Region annotation records:
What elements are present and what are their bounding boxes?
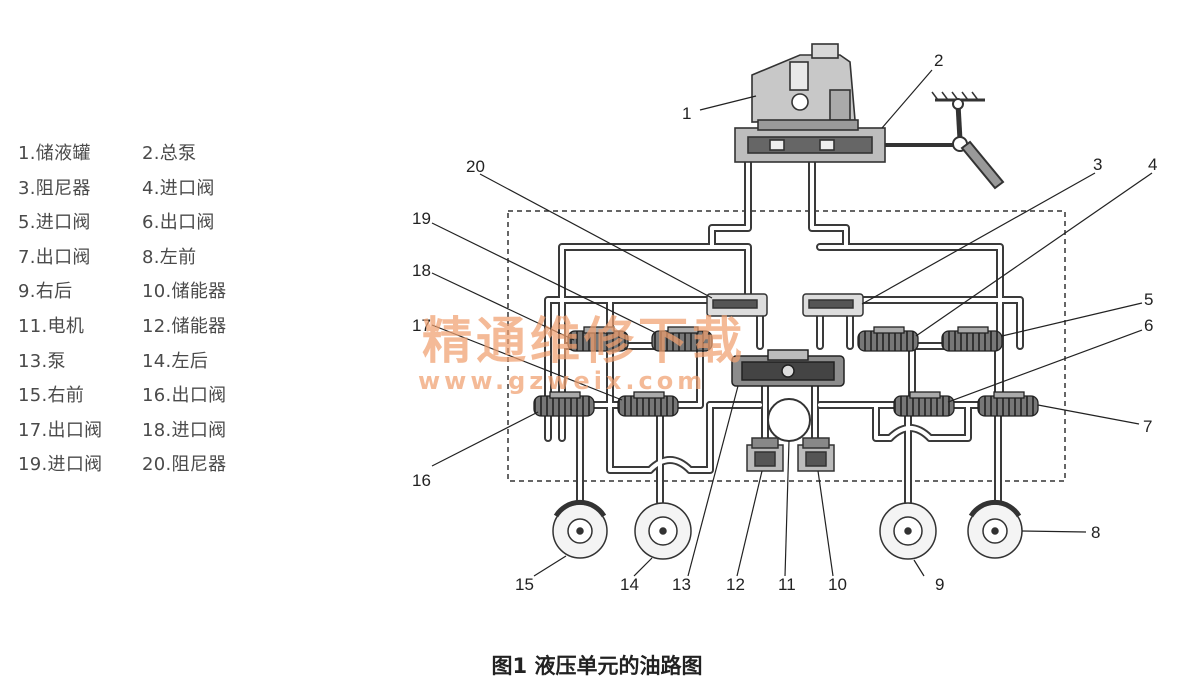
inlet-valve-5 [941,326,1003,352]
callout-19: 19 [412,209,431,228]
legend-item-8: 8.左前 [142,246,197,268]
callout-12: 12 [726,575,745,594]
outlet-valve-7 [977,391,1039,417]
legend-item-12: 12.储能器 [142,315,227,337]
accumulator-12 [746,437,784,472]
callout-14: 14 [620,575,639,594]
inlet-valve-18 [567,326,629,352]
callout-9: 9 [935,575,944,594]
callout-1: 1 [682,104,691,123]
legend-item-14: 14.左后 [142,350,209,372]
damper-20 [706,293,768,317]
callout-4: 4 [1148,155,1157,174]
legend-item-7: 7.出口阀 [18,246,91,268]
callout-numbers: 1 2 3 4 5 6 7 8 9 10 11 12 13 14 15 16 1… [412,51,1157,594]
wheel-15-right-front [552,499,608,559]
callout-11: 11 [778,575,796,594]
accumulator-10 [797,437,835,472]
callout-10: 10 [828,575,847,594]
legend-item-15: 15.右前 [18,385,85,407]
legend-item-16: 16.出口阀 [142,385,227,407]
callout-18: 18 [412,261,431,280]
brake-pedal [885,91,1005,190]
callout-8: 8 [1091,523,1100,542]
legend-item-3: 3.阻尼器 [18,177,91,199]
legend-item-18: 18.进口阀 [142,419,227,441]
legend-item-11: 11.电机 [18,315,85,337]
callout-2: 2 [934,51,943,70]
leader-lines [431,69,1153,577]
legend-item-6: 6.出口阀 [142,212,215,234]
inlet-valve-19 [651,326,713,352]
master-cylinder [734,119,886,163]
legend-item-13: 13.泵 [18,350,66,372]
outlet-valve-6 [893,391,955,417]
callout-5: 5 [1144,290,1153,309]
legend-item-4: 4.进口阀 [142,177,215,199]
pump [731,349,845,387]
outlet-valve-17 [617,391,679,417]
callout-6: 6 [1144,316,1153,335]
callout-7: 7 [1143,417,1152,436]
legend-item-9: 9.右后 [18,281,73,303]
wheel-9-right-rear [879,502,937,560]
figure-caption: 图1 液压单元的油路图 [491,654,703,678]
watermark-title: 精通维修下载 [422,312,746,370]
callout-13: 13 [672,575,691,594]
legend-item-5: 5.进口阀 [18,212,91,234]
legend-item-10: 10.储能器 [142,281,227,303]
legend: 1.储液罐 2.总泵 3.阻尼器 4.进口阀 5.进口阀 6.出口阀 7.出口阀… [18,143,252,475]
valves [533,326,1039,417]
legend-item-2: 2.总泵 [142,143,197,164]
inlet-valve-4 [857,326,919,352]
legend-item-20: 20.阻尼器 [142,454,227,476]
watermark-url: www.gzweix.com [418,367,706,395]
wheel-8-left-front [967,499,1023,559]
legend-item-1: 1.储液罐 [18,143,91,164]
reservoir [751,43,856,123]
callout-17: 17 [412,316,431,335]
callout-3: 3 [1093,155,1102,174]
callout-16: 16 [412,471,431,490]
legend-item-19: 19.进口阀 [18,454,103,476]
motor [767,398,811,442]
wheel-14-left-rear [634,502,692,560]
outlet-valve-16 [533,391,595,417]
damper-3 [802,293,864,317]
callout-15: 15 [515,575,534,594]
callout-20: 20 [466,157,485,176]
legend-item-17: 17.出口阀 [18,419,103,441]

• [TASK REQUIREMENTS]: Render the material from the line containing "inlet-valve-5 [941,326,1003,352]" up to and including the line containing "legend-item-14: 14.左后 [142,350,209,372]" as a JSON list of strings, one string per line, with blank lines omitted.

• [OUTPUT OF THE TASK]:
[
  "inlet-valve-5 [941,326,1003,352]",
  "callout-19: 19 [412,209,431,228]",
  "legend-item-8: 8.左前 [142,246,197,268]",
  "callout-12: 12 [726,575,745,594]",
  "outlet-valve-7 [977,391,1039,417]",
  "legend-item-12: 12.储能器 [142,315,227,337]",
  "accumulator-12 [746,437,784,472]",
  "callout-14: 14 [620,575,639,594]",
  "inlet-valve-18 [567,326,629,352]",
  "callout-9: 9 [935,575,944,594]",
  "callout-1: 1 [682,104,691,123]",
  "legend-item-14: 14.左后 [142,350,209,372]"
]